> Extracted data
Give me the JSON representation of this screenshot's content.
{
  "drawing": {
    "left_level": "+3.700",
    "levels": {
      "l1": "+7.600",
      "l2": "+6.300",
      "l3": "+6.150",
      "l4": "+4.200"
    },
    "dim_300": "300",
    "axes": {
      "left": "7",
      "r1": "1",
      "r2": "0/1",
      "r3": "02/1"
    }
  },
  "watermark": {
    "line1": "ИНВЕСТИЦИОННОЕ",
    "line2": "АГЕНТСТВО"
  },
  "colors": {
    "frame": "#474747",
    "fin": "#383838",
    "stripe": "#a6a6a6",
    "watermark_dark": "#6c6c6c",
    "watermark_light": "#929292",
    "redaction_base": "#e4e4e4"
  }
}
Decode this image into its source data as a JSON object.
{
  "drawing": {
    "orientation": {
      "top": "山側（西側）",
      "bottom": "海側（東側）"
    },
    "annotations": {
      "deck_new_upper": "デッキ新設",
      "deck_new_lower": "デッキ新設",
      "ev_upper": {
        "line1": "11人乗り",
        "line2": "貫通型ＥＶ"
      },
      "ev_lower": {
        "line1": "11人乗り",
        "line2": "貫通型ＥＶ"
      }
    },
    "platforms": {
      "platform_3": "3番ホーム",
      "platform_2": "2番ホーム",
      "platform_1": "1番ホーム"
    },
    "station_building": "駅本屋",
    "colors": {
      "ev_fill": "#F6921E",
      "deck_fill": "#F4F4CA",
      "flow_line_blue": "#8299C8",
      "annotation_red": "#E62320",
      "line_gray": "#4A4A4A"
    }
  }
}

> Problem description
In the listing above, find the line with "Decode this image" and set down that line and all after it exactly, through the final line.

> Right answer
Decode this image into its source data as a JSON object.
{
  "drawing": {
    "orientation": {
      "top": "山側（西側）",
      "bottom": "海側（東側）"
    },
    "annotations": {
      "deck_new_upper": "デッキ新設",
      "deck_new_lower": "デッキ新設",
      "ev_upper": {
        "line1": "11人乗り",
        "line2": "貫通型ＥＶ"
      },
      "ev_lower": {
        "line1": "11人乗り",
        "line2": "貫通型ＥＶ"
      }
    },
    "platforms": {
      "platform_3": "3番ホーム",
      "platform_2": "2番ホーム",
      "platform_1": "1番ホーム"
    },
    "station_building": "駅本屋",
    "colors": {
      "ev_fill": "#F6921E",
      "deck_fill": "#F4F4CA",
      "flow_line_blue": "#8299C8",
      "annotation_red": "#E62320",
      "line_gray": "#4A4A4A"
    }
  }
}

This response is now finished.